• Exercise requirements: Select the lines that contain "视频传播" and copy each of them.

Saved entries
◆ ◆ ◆ ◆ ◆

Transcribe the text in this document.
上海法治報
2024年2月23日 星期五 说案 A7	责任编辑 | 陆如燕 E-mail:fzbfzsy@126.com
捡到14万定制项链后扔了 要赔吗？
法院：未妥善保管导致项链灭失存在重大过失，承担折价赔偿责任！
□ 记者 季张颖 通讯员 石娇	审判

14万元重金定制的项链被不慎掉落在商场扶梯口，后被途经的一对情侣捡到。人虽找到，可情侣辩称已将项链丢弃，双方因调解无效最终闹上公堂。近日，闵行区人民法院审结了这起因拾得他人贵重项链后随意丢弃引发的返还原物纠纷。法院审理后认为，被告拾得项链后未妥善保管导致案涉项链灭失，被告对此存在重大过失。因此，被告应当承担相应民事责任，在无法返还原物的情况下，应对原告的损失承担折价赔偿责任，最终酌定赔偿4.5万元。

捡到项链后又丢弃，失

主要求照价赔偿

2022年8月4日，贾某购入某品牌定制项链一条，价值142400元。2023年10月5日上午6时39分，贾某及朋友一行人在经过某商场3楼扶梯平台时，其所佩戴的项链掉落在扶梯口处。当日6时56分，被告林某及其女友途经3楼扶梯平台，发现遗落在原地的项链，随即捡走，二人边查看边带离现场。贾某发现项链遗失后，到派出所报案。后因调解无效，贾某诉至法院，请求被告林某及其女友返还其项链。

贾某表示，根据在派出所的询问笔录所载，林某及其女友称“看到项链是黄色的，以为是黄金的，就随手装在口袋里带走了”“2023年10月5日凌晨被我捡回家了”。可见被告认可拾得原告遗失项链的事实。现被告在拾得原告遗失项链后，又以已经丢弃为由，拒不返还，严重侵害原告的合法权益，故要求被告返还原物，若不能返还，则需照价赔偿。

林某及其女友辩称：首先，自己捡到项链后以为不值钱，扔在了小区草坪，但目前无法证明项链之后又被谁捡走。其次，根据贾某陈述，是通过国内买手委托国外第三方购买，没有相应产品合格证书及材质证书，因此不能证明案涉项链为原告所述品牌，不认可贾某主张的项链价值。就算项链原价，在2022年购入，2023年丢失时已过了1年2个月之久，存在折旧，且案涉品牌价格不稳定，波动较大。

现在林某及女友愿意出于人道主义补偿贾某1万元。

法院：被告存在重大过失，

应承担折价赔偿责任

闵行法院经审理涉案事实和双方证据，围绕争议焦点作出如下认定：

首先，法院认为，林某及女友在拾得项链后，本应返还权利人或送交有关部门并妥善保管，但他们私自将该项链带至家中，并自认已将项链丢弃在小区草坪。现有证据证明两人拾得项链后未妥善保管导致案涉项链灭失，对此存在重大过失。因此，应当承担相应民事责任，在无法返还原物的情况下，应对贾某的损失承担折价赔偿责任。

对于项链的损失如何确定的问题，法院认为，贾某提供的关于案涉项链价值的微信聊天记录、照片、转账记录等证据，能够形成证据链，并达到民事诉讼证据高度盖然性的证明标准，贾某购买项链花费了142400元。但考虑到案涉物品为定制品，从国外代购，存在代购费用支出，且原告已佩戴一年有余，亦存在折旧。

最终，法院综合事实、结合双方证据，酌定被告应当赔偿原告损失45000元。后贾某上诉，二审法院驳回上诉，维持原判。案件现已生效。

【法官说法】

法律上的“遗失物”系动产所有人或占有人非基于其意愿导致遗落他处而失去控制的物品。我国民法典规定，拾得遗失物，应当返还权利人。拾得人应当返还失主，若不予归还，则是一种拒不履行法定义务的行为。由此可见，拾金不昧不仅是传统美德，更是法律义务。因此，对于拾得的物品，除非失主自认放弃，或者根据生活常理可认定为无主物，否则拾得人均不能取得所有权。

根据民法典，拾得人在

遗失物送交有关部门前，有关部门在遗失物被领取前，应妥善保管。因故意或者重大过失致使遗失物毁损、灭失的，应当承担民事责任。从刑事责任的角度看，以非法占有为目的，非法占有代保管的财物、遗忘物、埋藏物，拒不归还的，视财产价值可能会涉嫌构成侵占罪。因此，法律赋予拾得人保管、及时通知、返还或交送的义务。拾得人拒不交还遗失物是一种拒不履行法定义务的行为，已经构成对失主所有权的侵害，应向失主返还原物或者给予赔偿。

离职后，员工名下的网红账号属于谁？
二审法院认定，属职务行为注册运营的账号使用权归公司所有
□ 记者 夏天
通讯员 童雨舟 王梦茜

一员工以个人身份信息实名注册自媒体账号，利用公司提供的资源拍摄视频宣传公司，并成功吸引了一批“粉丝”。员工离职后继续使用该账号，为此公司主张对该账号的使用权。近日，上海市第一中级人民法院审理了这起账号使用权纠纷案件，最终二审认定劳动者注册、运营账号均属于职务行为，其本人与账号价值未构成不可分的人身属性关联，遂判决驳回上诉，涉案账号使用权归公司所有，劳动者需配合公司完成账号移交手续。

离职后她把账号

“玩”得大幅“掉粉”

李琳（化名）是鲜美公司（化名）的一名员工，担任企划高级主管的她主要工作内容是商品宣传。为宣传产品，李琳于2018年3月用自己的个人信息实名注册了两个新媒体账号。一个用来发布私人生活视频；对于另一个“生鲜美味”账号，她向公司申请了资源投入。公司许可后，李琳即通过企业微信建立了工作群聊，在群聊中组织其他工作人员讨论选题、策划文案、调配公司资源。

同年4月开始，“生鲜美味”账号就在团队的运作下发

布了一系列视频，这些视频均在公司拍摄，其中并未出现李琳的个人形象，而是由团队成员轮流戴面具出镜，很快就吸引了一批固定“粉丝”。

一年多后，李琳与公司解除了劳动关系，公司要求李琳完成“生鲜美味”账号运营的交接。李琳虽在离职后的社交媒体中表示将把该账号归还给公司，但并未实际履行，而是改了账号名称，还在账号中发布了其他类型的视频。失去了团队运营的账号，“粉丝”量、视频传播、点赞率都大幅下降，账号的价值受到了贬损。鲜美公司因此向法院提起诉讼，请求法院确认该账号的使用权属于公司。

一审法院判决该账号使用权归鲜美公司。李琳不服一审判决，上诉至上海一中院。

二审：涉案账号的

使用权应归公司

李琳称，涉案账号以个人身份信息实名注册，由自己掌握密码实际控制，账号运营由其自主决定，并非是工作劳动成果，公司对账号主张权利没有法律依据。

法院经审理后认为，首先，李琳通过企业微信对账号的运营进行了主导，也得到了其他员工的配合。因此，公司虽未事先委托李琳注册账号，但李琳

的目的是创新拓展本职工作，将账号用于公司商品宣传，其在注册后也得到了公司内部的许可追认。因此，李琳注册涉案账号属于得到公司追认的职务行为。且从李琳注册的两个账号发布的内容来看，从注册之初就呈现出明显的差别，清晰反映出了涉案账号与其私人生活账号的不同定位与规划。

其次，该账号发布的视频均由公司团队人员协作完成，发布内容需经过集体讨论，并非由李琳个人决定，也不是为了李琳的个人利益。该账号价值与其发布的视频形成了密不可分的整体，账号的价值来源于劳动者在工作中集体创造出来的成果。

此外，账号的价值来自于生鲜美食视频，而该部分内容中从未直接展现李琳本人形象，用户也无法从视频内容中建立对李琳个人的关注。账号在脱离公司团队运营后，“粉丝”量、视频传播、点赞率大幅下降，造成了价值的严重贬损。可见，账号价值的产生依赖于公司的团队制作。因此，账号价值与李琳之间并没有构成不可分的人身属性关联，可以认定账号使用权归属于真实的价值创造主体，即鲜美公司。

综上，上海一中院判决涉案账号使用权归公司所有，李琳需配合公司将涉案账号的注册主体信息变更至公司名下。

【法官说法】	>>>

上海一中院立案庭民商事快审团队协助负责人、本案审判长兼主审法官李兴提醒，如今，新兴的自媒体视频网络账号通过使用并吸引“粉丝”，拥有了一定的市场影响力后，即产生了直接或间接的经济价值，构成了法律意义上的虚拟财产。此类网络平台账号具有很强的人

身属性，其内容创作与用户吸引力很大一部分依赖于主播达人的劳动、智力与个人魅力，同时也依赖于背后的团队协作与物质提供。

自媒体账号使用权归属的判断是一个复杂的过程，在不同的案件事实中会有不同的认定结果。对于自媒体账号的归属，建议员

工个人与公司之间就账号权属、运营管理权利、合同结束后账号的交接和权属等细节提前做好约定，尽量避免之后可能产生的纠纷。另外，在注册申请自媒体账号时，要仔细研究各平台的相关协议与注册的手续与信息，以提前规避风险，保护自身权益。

◆ ◆ ◆ ◆ ◆

• Result:
一年多后，李琳与公司解除了劳动关系，公司要求李琳完成“生鲜美味”账号运营的交接。李琳虽在离职后的社交媒体中表示将把该账号归还给公司，但并未实际履行，而是改了账号名称，还在账号中发布了其他类型的视频。失去了团队运营的账号，“粉丝”量、视频传播、点赞率都大幅下降，账号的价值受到了贬损。鲜美公司因此向法院提起诉讼，请求法院确认该账号的使用权属于公司。
此外，账号的价值来自于生鲜美食视频，而该部分内容中从未直接展现李琳本人形象，用户也无法从视频内容中建立对李琳个人的关注。账号在脱离公司团队运营后，“粉丝”量、视频传播、点赞率大幅下降，造成了价值的严重贬损。可见，账号价值的产生依赖于公司的团队制作。因此，账号价值与李琳之间并没有构成不可分的人身属性关联，可以认定账号使用权归属于真实的价值创造主体，即鲜美公司。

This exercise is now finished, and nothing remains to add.